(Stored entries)
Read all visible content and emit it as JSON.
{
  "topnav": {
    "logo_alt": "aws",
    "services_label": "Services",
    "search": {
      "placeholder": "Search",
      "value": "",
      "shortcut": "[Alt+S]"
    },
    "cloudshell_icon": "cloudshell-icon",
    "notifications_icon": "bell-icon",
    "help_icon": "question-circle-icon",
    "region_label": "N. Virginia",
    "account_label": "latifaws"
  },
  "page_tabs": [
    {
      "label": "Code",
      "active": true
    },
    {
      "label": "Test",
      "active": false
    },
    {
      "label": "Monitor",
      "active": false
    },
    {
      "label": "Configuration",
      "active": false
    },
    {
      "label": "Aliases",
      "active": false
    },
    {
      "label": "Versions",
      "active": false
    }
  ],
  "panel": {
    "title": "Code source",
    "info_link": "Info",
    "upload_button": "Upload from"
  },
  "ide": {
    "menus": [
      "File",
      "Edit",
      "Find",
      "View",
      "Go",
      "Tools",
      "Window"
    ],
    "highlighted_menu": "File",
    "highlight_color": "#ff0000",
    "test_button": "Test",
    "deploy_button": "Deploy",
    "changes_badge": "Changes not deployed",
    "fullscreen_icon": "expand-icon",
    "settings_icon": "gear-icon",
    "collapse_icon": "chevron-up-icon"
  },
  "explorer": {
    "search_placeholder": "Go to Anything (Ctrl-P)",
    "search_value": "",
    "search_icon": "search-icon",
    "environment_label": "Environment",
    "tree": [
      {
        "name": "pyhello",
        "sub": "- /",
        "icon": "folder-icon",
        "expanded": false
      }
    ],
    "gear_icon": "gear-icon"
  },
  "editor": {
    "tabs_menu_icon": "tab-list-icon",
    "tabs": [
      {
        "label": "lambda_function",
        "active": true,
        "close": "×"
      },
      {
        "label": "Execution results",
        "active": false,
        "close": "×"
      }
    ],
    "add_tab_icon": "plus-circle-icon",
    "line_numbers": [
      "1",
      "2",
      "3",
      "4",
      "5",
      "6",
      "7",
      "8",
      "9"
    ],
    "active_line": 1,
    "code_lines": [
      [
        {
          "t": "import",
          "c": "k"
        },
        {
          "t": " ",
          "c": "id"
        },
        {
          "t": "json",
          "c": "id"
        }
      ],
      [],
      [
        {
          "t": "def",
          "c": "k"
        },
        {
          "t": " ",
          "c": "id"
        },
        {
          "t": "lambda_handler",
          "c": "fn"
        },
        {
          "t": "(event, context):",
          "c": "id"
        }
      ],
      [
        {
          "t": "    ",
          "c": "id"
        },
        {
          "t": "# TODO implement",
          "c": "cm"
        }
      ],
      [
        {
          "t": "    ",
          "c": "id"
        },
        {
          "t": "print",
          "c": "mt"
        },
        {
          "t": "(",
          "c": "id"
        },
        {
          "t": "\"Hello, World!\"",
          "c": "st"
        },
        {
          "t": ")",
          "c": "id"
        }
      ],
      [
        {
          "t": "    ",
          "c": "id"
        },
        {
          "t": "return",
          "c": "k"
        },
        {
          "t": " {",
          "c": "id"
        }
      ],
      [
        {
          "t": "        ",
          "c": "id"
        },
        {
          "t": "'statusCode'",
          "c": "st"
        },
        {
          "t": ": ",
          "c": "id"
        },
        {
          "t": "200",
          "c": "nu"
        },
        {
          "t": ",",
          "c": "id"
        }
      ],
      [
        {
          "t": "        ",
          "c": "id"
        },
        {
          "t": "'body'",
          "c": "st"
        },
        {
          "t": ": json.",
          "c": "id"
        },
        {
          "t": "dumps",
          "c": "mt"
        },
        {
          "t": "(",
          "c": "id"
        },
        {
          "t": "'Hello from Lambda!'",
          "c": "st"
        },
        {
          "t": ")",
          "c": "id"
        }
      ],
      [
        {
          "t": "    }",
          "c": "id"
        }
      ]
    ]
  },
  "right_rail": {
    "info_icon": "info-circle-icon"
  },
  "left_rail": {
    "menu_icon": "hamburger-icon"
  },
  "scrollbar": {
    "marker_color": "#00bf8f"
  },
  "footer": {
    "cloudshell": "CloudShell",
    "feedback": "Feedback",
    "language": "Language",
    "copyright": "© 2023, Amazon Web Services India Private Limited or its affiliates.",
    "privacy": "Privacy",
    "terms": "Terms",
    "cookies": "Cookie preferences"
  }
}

### Exercise description
Retype the whole listing above exactly.

### The reply
Read all visible content and emit it as JSON.
{
  "topnav": {
    "logo_alt": "aws",
    "services_label": "Services",
    "search": {
      "placeholder": "Search",
      "value": "",
      "shortcut": "[Alt+S]"
    },
    "cloudshell_icon": "cloudshell-icon",
    "notifications_icon": "bell-icon",
    "help_icon": "question-circle-icon",
    "region_label": "N. Virginia",
    "account_label": "latifaws"
  },
  "page_tabs": [
    {
      "label": "Code",
      "active": true
    },
    {
      "label": "Test",
      "active": false
    },
    {
      "label": "Monitor",
      "active": false
    },
    {
      "label": "Configuration",
      "active": false
    },
    {
      "label": "Aliases",
      "active": false
    },
    {
      "label": "Versions",
      "active": false
    }
  ],
  "panel": {
    "title": "Code source",
    "info_link": "Info",
    "upload_button": "Upload from"
  },
  "ide": {
    "menus": [
      "File",
      "Edit",
      "Find",
      "View",
      "Go",
      "Tools",
      "Window"
    ],
    "highlighted_menu": "File",
    "highlight_color": "#ff0000",
    "test_button": "Test",
    "deploy_button": "Deploy",
    "changes_badge": "Changes not deployed",
    "fullscreen_icon": "expand-icon",
    "settings_icon": "gear-icon",
    "collapse_icon": "chevron-up-icon"
  },
  "explorer": {
    "search_placeholder": "Go to Anything (Ctrl-P)",
    "search_value": "",
    "search_icon": "search-icon",
    "environment_label": "Environment",
    "tree": [
      {
        "name": "pyhello",
        "sub": "- /",
        "icon": "folder-icon",
        "expanded": false
      }
    ],
    "gear_icon": "gear-icon"
  },
  "editor": {
    "tabs_menu_icon": "tab-list-icon",
    "tabs": [
      {
        "label": "lambda_function",
        "active": true,
        "close": "×"
      },
      {
        "label": "Execution results",
        "active": false,
        "close": "×"
      }
    ],
    "add_tab_icon": "plus-circle-icon",
    "line_numbers": [
      "1",
      "2",
      "3",
      "4",
      "5",
      "6",
      "7",
      "8",
      "9"
    ],
    "active_line": 1,
    "code_lines": [
      [
        {
          "t": "import",
          "c": "k"
        },
        {
          "t": " ",
          "c": "id"
        },
        {
          "t": "json",
          "c": "id"
        }
      ],
      [],
      [
        {
          "t": "def",
          "c": "k"
        },
        {
          "t": " ",
          "c": "id"
        },
        {
          "t": "lambda_handler",
          "c": "fn"
        },
        {
          "t": "(event, context):",
          "c": "id"
        }
      ],
      [
        {
          "t": "    ",
          "c": "id"
        },
        {
          "t": "# TODO implement",
          "c": "cm"
        }
      ],
      [
        {
          "t": "    ",
          "c": "id"
        },
        {
          "t": "print",
          "c": "mt"
        },
        {
          "t": "(",
          "c": "id"
        },
        {
          "t": "\"Hello, World!\"",
          "c": "st"
        },
        {
          "t": ")",
          "c": "id"
        }
      ],
      [
        {
          "t": "    ",
          "c": "id"
        },
        {
          "t": "return",
          "c": "k"
        },
        {
          "t": " {",
          "c": "id"
        }
      ],
      [
        {
          "t": "        ",
          "c": "id"
        },
        {
          "t": "'statusCode'",
          "c": "st"
        },
        {
          "t": ": ",
          "c": "id"
        },
        {
          "t": "200",
          "c": "nu"
        },
        {
          "t": ",",
          "c": "id"
        }
      ],
      [
        {
          "t": "        ",
          "c": "id"
        },
        {
          "t": "'body'",
          "c": "st"
        },
        {
          "t": ": json.",
          "c": "id"
        },
        {
          "t": "dumps",
          "c": "mt"
        },
        {
          "t": "(",
          "c": "id"
        },
        {
          "t": "'Hello from Lambda!'",
          "c": "st"
        },
        {
          "t": ")",
          "c": "id"
        }
      ],
      [
        {
          "t": "    }",
          "c": "id"
        }
      ]
    ]
  },
  "right_rail": {
    "info_icon": "info-circle-icon"
  },
  "left_rail": {
    "menu_icon": "hamburger-icon"
  },
  "scrollbar": {
    "marker_color": "#00bf8f"
  },
  "footer": {
    "cloudshell": "CloudShell",
    "feedback": "Feedback",
    "language": "Language",
    "copyright": "© 2023, Amazon Web Services India Private Limited or its affiliates.",
    "privacy": "Privacy",
    "terms": "Terms",
    "cookies": "Cookie preferences"
  }
}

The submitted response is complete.